> WHAT IS BEING ASKED
Look at the entries below and reproduce them exactly.

> INPUT
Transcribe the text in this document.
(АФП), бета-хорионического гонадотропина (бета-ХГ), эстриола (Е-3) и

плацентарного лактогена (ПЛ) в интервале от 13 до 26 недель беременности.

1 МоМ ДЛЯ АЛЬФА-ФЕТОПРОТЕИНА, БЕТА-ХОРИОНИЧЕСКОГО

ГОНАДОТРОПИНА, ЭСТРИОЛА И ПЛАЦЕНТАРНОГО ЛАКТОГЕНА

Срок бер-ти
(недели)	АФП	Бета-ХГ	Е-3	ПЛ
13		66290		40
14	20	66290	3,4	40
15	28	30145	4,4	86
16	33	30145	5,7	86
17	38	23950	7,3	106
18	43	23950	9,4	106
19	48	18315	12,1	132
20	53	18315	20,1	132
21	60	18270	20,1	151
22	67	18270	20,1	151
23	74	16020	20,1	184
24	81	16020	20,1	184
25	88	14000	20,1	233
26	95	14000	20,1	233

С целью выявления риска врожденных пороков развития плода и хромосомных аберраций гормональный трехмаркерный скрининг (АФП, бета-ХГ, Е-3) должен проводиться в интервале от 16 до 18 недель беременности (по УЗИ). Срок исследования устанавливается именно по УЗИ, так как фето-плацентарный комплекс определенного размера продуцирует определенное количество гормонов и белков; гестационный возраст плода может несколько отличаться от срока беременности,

> SOLUTION FOR THIS EXERCISE
Transcribe the text in this document.
(АФП), бета-хорионического гонадотропина (бета-ХГ), эстриола (Е-3) и

плацентарного лактогена (ПЛ) в интервале от 13 до 26 недель беременности.

1 МоМ ДЛЯ АЛЬФА-ФЕТОПРОТЕИНА, БЕТА-ХОРИОНИЧЕСКОГО

ГОНАДОТРОПИНА, ЭСТРИОЛА И ПЛАЦЕНТАРНОГО ЛАКТОГЕНА

Срок бер-ти
(недели)	АФП	Бета-ХГ	Е-3	ПЛ
13		66290		40
14	20	66290	3,4	40
15	28	30145	4,4	86
16	33	30145	5,7	86
17	38	23950	7,3	106
18	43	23950	9,4	106
19	48	18315	12,1	132
20	53	18315	20,1	132
21	60	18270	20,1	151
22	67	18270	20,1	151
23	74	16020	20,1	184
24	81	16020	20,1	184
25	88	14000	20,1	233
26	95	14000	20,1	233

С целью выявления риска врожденных пороков развития плода и хромосомных аберраций гормональный трехмаркерный скрининг (АФП, бета-ХГ, Е-3) должен проводиться в интервале от 16 до 18 недель беременности (по УЗИ). Срок исследования устанавливается именно по УЗИ, так как фето-плацентарный комплекс определенного размера продуцирует определенное количество гормонов и белков; гестационный возраст плода может несколько отличаться от срока беременности,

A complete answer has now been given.